§ Goal:
Comb through the entries for "JSON" and pull out each line that holds it.

-- start Records provided --

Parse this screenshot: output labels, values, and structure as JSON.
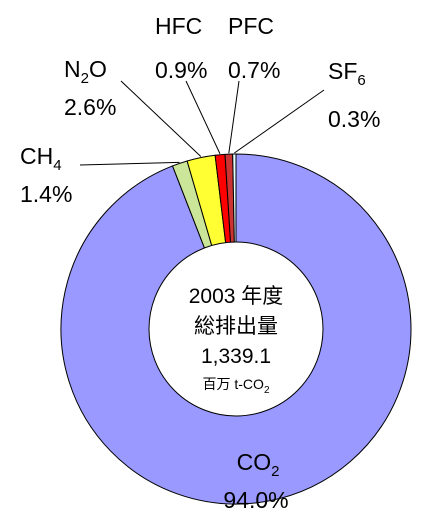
{
  "chart_data": {
    "type": "pie",
    "style": "donut",
    "start": "top, clockwise",
    "slices": [
      {
        "name": "CO₂",
        "label": "CO",
        "sub": "2",
        "value": 94.0,
        "display": "94.0%",
        "color": "#9999ff"
      },
      {
        "name": "CH₄",
        "label": "CH",
        "sub": "4",
        "value": 1.4,
        "display": "1.4%",
        "color": "#cce699"
      },
      {
        "name": "N₂O",
        "label": "N",
        "sub": "2",
        "label_after": "O",
        "value": 2.6,
        "display": "2.6%",
        "color": "#ffff33"
      },
      {
        "name": "HFC",
        "label": "HFC",
        "sub": "",
        "value": 0.9,
        "display": "0.9%",
        "color": "#ff0000"
      },
      {
        "name": "PFC",
        "label": "PFC",
        "sub": "",
        "value": 0.7,
        "display": "0.7%",
        "color": "#cc3333"
      },
      {
        "name": "SF₆",
        "label": "SF",
        "sub": "6",
        "value": 0.3,
        "display": "0.3%",
        "color": "#e6ffff"
      }
    ],
    "center": {
      "line1": "2003 年度",
      "line2": "総排出量",
      "line3": "1,339.1",
      "unit_main": "百万 t-CO",
      "unit_sub": "2"
    }
  }
}
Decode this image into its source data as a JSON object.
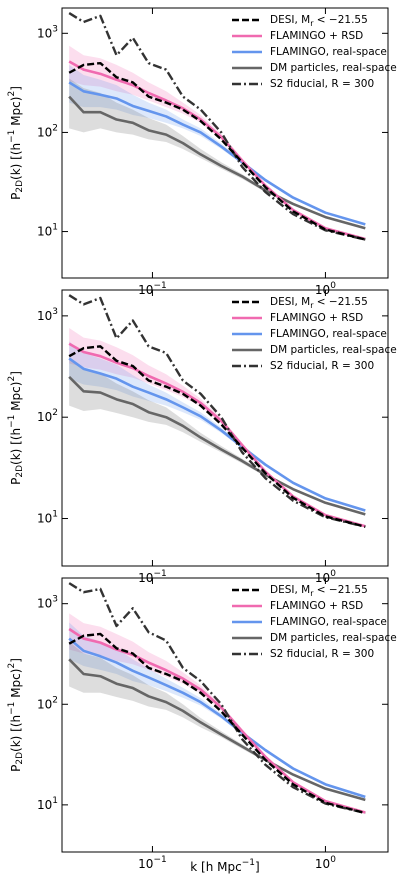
{
  "chart_data": [
    {
      "type": "line",
      "xscale": "log",
      "yscale": "log",
      "y_label": "P_{2D}(k) [(h^{−1} Mpc)^{2}]",
      "xlim": [
        0.03,
        2.3
      ],
      "ylim": [
        3.4,
        1800
      ],
      "xticks": [
        {
          "value": 0.1,
          "label": "10^{−1}"
        },
        {
          "value": 1,
          "label": "10^{0}"
        }
      ],
      "yticks": [
        {
          "value": 10,
          "label": "10^{1}"
        },
        {
          "value": 100,
          "label": "10^{2}"
        },
        {
          "value": 1000,
          "label": "10^{3}"
        }
      ],
      "x": [
        0.033,
        0.04,
        0.05,
        0.062,
        0.077,
        0.095,
        0.12,
        0.15,
        0.19,
        0.25,
        0.33,
        0.45,
        0.65,
        1.0,
        1.7
      ],
      "series": [
        {
          "name": "DESI, M_{r} < −21.55",
          "color": "#000000",
          "linestyle": "--",
          "values": [
            400,
            480,
            500,
            360,
            320,
            230,
            200,
            170,
            130,
            85,
            50,
            28,
            16,
            10.5,
            8.3
          ]
        },
        {
          "name": "FLAMINGO + RSD",
          "color": "#f06ab0",
          "linestyle": "-",
          "values": [
            520,
            430,
            390,
            340,
            300,
            250,
            210,
            175,
            135,
            90,
            52,
            29,
            16.5,
            10.8,
            8.4
          ],
          "lower": [
            330,
            300,
            290,
            260,
            240,
            210,
            180,
            155,
            125,
            85,
            50,
            28,
            16,
            10.5,
            8.2
          ],
          "upper": [
            750,
            600,
            560,
            480,
            400,
            320,
            260,
            200,
            150,
            97,
            55,
            30,
            17,
            11,
            8.6
          ]
        },
        {
          "name": "FLAMINGO, real-space",
          "color": "#6495ed",
          "linestyle": "-",
          "values": [
            320,
            260,
            240,
            220,
            185,
            165,
            145,
            120,
            100,
            72,
            50,
            33,
            22,
            15.5,
            11.8
          ],
          "lower": [
            200,
            180,
            180,
            170,
            150,
            140,
            125,
            110,
            92,
            68,
            48,
            32,
            21.5,
            15.2,
            11.6
          ],
          "upper": [
            480,
            380,
            340,
            300,
            240,
            200,
            170,
            135,
            110,
            77,
            52,
            34,
            22.5,
            15.8,
            12
          ]
        },
        {
          "name": "DM particles, real-space",
          "color": "#666666",
          "linestyle": "-",
          "values": [
            230,
            160,
            160,
            135,
            125,
            105,
            95,
            78,
            60,
            46,
            36,
            26,
            19,
            14,
            10.8
          ],
          "lower": [
            110,
            100,
            110,
            100,
            95,
            85,
            80,
            68,
            55,
            43,
            34,
            25,
            18.5,
            13.8,
            10.6
          ],
          "upper": [
            350,
            280,
            250,
            200,
            170,
            140,
            120,
            92,
            68,
            50,
            38,
            27,
            19.5,
            14.2,
            11
          ]
        },
        {
          "name": "S2 fiducial, R = 300",
          "color": "#333333",
          "linestyle": "-.",
          "values": [
            1600,
            1300,
            1500,
            600,
            900,
            500,
            430,
            230,
            170,
            100,
            45,
            25,
            15,
            10.3,
            8.3
          ]
        }
      ]
    },
    {
      "type": "line",
      "xscale": "log",
      "yscale": "log",
      "y_label": "P_{2D}(k) [(h^{−1} Mpc)^{2}]",
      "xlim": [
        0.03,
        2.3
      ],
      "ylim": [
        3.4,
        1800
      ],
      "xticks": [
        {
          "value": 0.1,
          "label": "10^{−1}"
        },
        {
          "value": 1,
          "label": "10^{0}"
        }
      ],
      "yticks": [
        {
          "value": 10,
          "label": "10^{1}"
        },
        {
          "value": 100,
          "label": "10^{2}"
        },
        {
          "value": 1000,
          "label": "10^{3}"
        }
      ],
      "x": [
        0.033,
        0.04,
        0.05,
        0.062,
        0.077,
        0.095,
        0.12,
        0.15,
        0.19,
        0.25,
        0.33,
        0.45,
        0.65,
        1.0,
        1.7
      ],
      "series": [
        {
          "name": "DESI, M_{r} < −21.55",
          "color": "#000000",
          "linestyle": "--",
          "values": [
            400,
            480,
            500,
            360,
            320,
            230,
            200,
            170,
            130,
            85,
            50,
            28,
            16,
            10.5,
            8.3
          ]
        },
        {
          "name": "FLAMINGO + RSD",
          "color": "#f06ab0",
          "linestyle": "-",
          "values": [
            530,
            440,
            400,
            345,
            305,
            255,
            215,
            178,
            138,
            92,
            53,
            29,
            16.5,
            10.8,
            8.4
          ],
          "lower": [
            340,
            310,
            295,
            265,
            245,
            215,
            185,
            158,
            127,
            86,
            50,
            28,
            16,
            10.5,
            8.2
          ],
          "upper": [
            760,
            610,
            570,
            490,
            410,
            325,
            265,
            205,
            152,
            98,
            56,
            30,
            17,
            11,
            8.6
          ]
        },
        {
          "name": "FLAMINGO, real-space",
          "color": "#6495ed",
          "linestyle": "-",
          "values": [
            380,
            300,
            270,
            240,
            200,
            175,
            150,
            125,
            102,
            74,
            51,
            34,
            22.5,
            15.8,
            12
          ],
          "lower": [
            240,
            210,
            200,
            185,
            160,
            145,
            130,
            112,
            94,
            70,
            49,
            33,
            22,
            15.5,
            11.8
          ],
          "upper": [
            560,
            430,
            380,
            330,
            260,
            210,
            175,
            140,
            112,
            79,
            53,
            35,
            23,
            16.1,
            12.2
          ]
        },
        {
          "name": "DM particles, real-space",
          "color": "#666666",
          "linestyle": "-",
          "values": [
            250,
            180,
            175,
            150,
            135,
            112,
            100,
            82,
            63,
            48,
            37,
            27,
            19.5,
            14.3,
            11
          ],
          "lower": [
            130,
            115,
            120,
            110,
            100,
            90,
            84,
            71,
            57,
            45,
            35,
            26,
            19,
            14,
            10.8
          ],
          "upper": [
            380,
            300,
            270,
            215,
            180,
            147,
            125,
            95,
            70,
            52,
            39,
            28,
            20,
            14.6,
            11.2
          ]
        },
        {
          "name": "S2 fiducial, R = 300",
          "color": "#333333",
          "linestyle": "-.",
          "values": [
            1600,
            1300,
            1500,
            600,
            900,
            500,
            430,
            230,
            170,
            100,
            45,
            25,
            15,
            10.3,
            8.3
          ]
        }
      ]
    },
    {
      "type": "line",
      "xscale": "log",
      "yscale": "log",
      "y_label": "P_{2D}(k) [(h^{−1} Mpc)^{2}]",
      "x_label": "k [h Mpc^{−1}]",
      "xlim": [
        0.03,
        2.3
      ],
      "ylim": [
        3.4,
        1800
      ],
      "xticks": [
        {
          "value": 0.1,
          "label": "10^{−1}"
        },
        {
          "value": 1,
          "label": "10^{0}"
        }
      ],
      "yticks": [
        {
          "value": 10,
          "label": "10^{1}"
        },
        {
          "value": 100,
          "label": "10^{2}"
        },
        {
          "value": 1000,
          "label": "10^{3}"
        }
      ],
      "x": [
        0.033,
        0.04,
        0.05,
        0.062,
        0.077,
        0.095,
        0.12,
        0.15,
        0.19,
        0.25,
        0.33,
        0.45,
        0.65,
        1.0,
        1.7
      ],
      "series": [
        {
          "name": "DESI, M_{r} < −21.55",
          "color": "#000000",
          "linestyle": "--",
          "values": [
            400,
            480,
            500,
            360,
            320,
            230,
            200,
            170,
            130,
            85,
            50,
            28,
            16,
            10.5,
            8.3
          ]
        },
        {
          "name": "FLAMINGO + RSD",
          "color": "#f06ab0",
          "linestyle": "-",
          "values": [
            560,
            450,
            410,
            350,
            310,
            260,
            218,
            180,
            140,
            93,
            54,
            30,
            16.8,
            10.9,
            8.4
          ],
          "lower": [
            350,
            320,
            300,
            270,
            250,
            220,
            188,
            160,
            128,
            87,
            51,
            28.5,
            16.2,
            10.6,
            8.2
          ],
          "upper": [
            800,
            640,
            590,
            500,
            420,
            330,
            270,
            208,
            154,
            99,
            57,
            31,
            17.3,
            11.2,
            8.6
          ]
        },
        {
          "name": "FLAMINGO, real-space",
          "color": "#6495ed",
          "linestyle": "-",
          "values": [
            450,
            340,
            300,
            260,
            215,
            185,
            155,
            130,
            105,
            76,
            52,
            35,
            23,
            16,
            12
          ],
          "lower": [
            280,
            240,
            220,
            200,
            170,
            155,
            135,
            116,
            97,
            72,
            50,
            34,
            22.5,
            15.7,
            11.8
          ],
          "upper": [
            650,
            480,
            420,
            360,
            280,
            225,
            180,
            146,
            115,
            81,
            54,
            36,
            23.5,
            16.3,
            12.2
          ]
        },
        {
          "name": "DM particles, real-space",
          "color": "#666666",
          "linestyle": "-",
          "values": [
            280,
            200,
            190,
            160,
            145,
            120,
            105,
            86,
            66,
            50,
            38,
            28,
            20,
            14.5,
            11.2
          ],
          "lower": [
            150,
            130,
            130,
            118,
            108,
            95,
            88,
            74,
            59,
            47,
            36,
            27,
            19.5,
            14.2,
            11
          ],
          "upper": [
            420,
            320,
            290,
            230,
            195,
            155,
            130,
            100,
            73,
            54,
            40,
            29,
            20.5,
            14.8,
            11.4
          ]
        },
        {
          "name": "S2 fiducial, R = 300",
          "color": "#333333",
          "linestyle": "-.",
          "values": [
            1600,
            1300,
            1400,
            600,
            900,
            520,
            430,
            230,
            170,
            100,
            45,
            25,
            15,
            10.3,
            8.3
          ]
        }
      ]
    }
  ]
}
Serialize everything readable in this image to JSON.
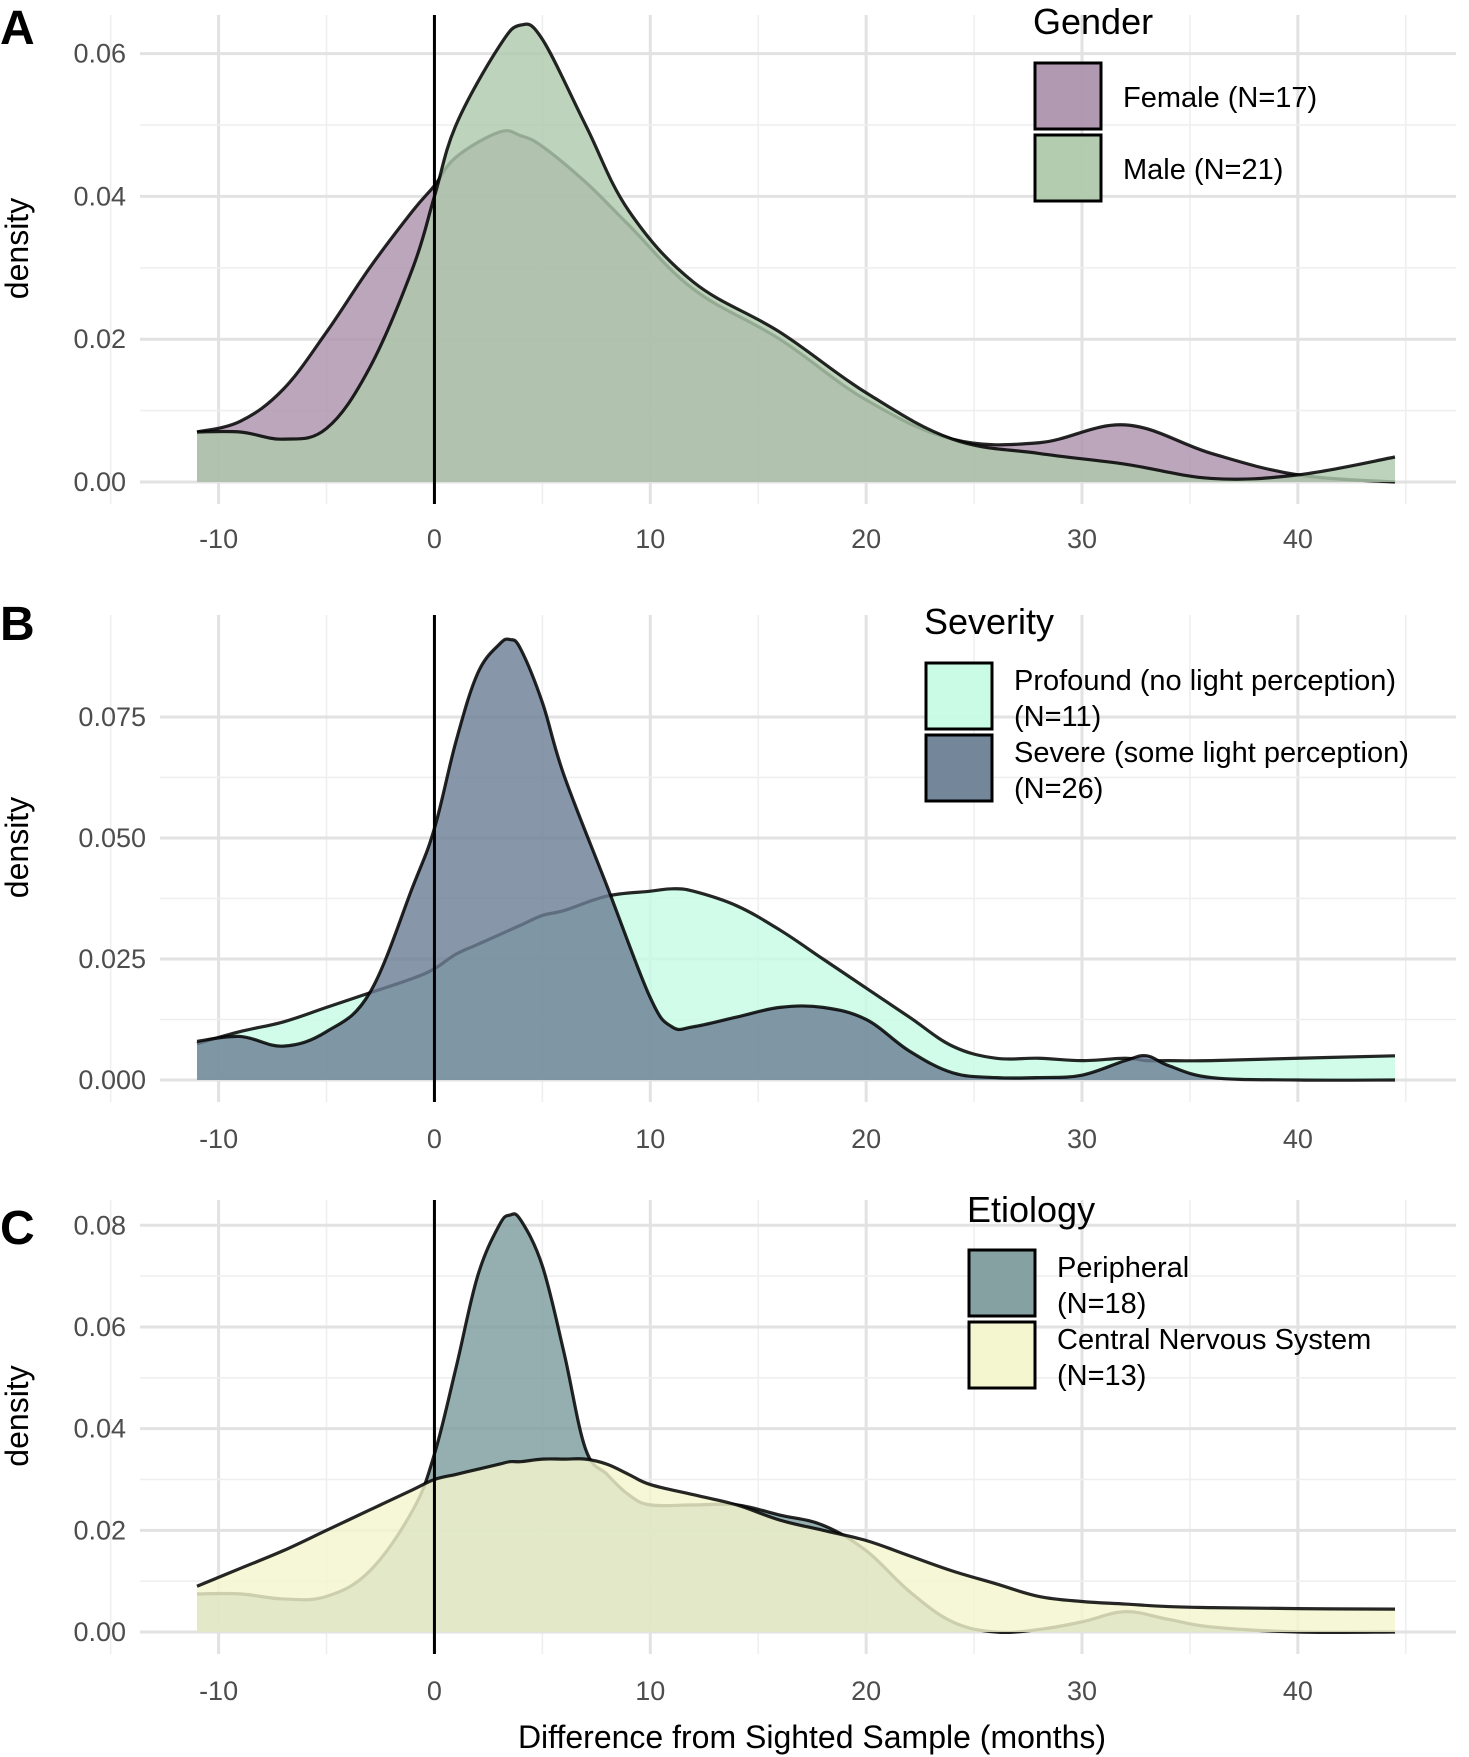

-- end Records provided --

§ Written solution:
Parse this screenshot: output labels, values, and structure as JSON.
Decode this image into its source data as a JSON object.
Serialize everything readable in this image to JSON.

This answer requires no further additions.